=== Entries ===

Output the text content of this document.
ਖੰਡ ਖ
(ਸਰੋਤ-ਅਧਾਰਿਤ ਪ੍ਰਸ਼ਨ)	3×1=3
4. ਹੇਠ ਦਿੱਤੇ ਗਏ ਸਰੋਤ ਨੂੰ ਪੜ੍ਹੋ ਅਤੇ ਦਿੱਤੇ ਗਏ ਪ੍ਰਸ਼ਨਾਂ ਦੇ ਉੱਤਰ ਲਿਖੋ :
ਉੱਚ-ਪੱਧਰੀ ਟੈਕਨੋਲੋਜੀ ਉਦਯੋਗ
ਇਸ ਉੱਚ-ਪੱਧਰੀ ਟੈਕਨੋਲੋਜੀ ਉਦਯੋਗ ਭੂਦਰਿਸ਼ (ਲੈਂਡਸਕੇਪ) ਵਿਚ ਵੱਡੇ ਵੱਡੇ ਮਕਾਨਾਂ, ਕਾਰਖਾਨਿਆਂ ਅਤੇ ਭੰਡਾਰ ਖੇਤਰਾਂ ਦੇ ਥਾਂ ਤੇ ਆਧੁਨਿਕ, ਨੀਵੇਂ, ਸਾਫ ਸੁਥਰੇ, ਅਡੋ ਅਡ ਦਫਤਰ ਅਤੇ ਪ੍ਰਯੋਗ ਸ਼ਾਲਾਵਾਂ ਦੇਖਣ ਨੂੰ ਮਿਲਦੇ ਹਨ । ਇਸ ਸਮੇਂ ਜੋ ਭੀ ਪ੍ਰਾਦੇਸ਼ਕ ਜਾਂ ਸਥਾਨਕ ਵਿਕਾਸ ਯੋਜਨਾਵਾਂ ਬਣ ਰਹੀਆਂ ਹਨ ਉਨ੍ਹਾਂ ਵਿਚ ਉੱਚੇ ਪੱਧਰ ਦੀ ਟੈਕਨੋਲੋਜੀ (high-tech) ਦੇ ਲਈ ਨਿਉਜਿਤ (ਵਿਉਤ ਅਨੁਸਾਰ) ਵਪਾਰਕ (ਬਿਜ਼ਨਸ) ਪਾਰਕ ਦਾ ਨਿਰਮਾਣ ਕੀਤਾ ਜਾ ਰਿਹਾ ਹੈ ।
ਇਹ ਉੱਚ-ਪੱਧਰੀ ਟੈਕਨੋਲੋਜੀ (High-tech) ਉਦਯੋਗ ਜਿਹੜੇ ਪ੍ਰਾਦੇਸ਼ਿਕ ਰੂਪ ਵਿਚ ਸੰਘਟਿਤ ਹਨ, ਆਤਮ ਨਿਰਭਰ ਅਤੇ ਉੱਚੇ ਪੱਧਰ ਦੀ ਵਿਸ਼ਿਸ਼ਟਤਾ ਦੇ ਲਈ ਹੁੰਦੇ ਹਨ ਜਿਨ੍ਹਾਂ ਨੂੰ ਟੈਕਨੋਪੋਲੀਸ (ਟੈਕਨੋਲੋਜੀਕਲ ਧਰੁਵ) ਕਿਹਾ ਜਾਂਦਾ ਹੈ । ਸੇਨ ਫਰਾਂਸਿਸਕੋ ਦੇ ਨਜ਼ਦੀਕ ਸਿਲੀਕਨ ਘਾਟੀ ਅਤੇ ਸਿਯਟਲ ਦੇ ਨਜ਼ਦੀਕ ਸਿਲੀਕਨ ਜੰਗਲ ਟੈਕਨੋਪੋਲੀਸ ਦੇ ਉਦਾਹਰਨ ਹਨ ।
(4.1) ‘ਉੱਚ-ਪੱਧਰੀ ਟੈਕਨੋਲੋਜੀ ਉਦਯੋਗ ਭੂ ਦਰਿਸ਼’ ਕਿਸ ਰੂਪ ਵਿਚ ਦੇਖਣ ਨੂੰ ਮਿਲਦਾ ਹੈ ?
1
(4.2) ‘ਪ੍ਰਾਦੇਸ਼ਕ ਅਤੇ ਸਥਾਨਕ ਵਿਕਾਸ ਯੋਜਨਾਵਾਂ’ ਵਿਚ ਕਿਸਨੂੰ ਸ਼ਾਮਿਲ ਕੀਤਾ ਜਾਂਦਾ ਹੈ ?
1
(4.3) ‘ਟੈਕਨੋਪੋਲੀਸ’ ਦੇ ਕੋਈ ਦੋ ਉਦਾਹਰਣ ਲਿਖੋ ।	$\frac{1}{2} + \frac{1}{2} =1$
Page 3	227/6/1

===

• Given exercise: Transcribe every entry exactly.

• Answer to this task:
Output the text content of this document.
ਖੰਡ ਖ
(ਸਰੋਤ-ਅਧਾਰਿਤ ਪ੍ਰਸ਼ਨ)	3×1=3
4. ਹੇਠ ਦਿੱਤੇ ਗਏ ਸਰੋਤ ਨੂੰ ਪੜ੍ਹੋ ਅਤੇ ਦਿੱਤੇ ਗਏ ਪ੍ਰਸ਼ਨਾਂ ਦੇ ਉੱਤਰ ਲਿਖੋ :
ਉੱਚ-ਪੱਧਰੀ ਟੈਕਨੋਲੋਜੀ ਉਦਯੋਗ
ਇਸ ਉੱਚ-ਪੱਧਰੀ ਟੈਕਨੋਲੋਜੀ ਉਦਯੋਗ ਭੂਦਰਿਸ਼ (ਲੈਂਡਸਕੇਪ) ਵਿਚ ਵੱਡੇ ਵੱਡੇ ਮਕਾਨਾਂ, ਕਾਰਖਾਨਿਆਂ ਅਤੇ ਭੰਡਾਰ ਖੇਤਰਾਂ ਦੇ ਥਾਂ ਤੇ ਆਧੁਨਿਕ, ਨੀਵੇਂ, ਸਾਫ ਸੁਥਰੇ, ਅਡੋ ਅਡ ਦਫਤਰ ਅਤੇ ਪ੍ਰਯੋਗ ਸ਼ਾਲਾਵਾਂ ਦੇਖਣ ਨੂੰ ਮਿਲਦੇ ਹਨ । ਇਸ ਸਮੇਂ ਜੋ ਭੀ ਪ੍ਰਾਦੇਸ਼ਕ ਜਾਂ ਸਥਾਨਕ ਵਿਕਾਸ ਯੋਜਨਾਵਾਂ ਬਣ ਰਹੀਆਂ ਹਨ ਉਨ੍ਹਾਂ ਵਿਚ ਉੱਚੇ ਪੱਧਰ ਦੀ ਟੈਕਨੋਲੋਜੀ (high-tech) ਦੇ ਲਈ ਨਿਉਜਿਤ (ਵਿਉਤ ਅਨੁਸਾਰ) ਵਪਾਰਕ (ਬਿਜ਼ਨਸ) ਪਾਰਕ ਦਾ ਨਿਰਮਾਣ ਕੀਤਾ ਜਾ ਰਿਹਾ ਹੈ ।
ਇਹ ਉੱਚ-ਪੱਧਰੀ ਟੈਕਨੋਲੋਜੀ (High-tech) ਉਦਯੋਗ ਜਿਹੜੇ ਪ੍ਰਾਦੇਸ਼ਿਕ ਰੂਪ ਵਿਚ ਸੰਘਟਿਤ ਹਨ, ਆਤਮ ਨਿਰਭਰ ਅਤੇ ਉੱਚੇ ਪੱਧਰ ਦੀ ਵਿਸ਼ਿਸ਼ਟਤਾ ਦੇ ਲਈ ਹੁੰਦੇ ਹਨ ਜਿਨ੍ਹਾਂ ਨੂੰ ਟੈਕਨੋਪੋਲੀਸ (ਟੈਕਨੋਲੋਜੀਕਲ ਧਰੁਵ) ਕਿਹਾ ਜਾਂਦਾ ਹੈ । ਸੇਨ ਫਰਾਂਸਿਸਕੋ ਦੇ ਨਜ਼ਦੀਕ ਸਿਲੀਕਨ ਘਾਟੀ ਅਤੇ ਸਿਯਟਲ ਦੇ ਨਜ਼ਦੀਕ ਸਿਲੀਕਨ ਜੰਗਲ ਟੈਕਨੋਪੋਲੀਸ ਦੇ ਉਦਾਹਰਨ ਹਨ ।
(4.1) ‘ਉੱਚ-ਪੱਧਰੀ ਟੈਕਨੋਲੋਜੀ ਉਦਯੋਗ ਭੂ ਦਰਿਸ਼’ ਕਿਸ ਰੂਪ ਵਿਚ ਦੇਖਣ ਨੂੰ ਮਿਲਦਾ ਹੈ ?
1
(4.2) ‘ਪ੍ਰਾਦੇਸ਼ਕ ਅਤੇ ਸਥਾਨਕ ਵਿਕਾਸ ਯੋਜਨਾਵਾਂ’ ਵਿਚ ਕਿਸਨੂੰ ਸ਼ਾਮਿਲ ਕੀਤਾ ਜਾਂਦਾ ਹੈ ?
1
(4.3) ‘ਟੈਕਨੋਪੋਲੀਸ’ ਦੇ ਕੋਈ ਦੋ ਉਦਾਹਰਣ ਲਿਖੋ ।	$\frac{1}{2} + \frac{1}{2} =1$
Page 3	227/6/1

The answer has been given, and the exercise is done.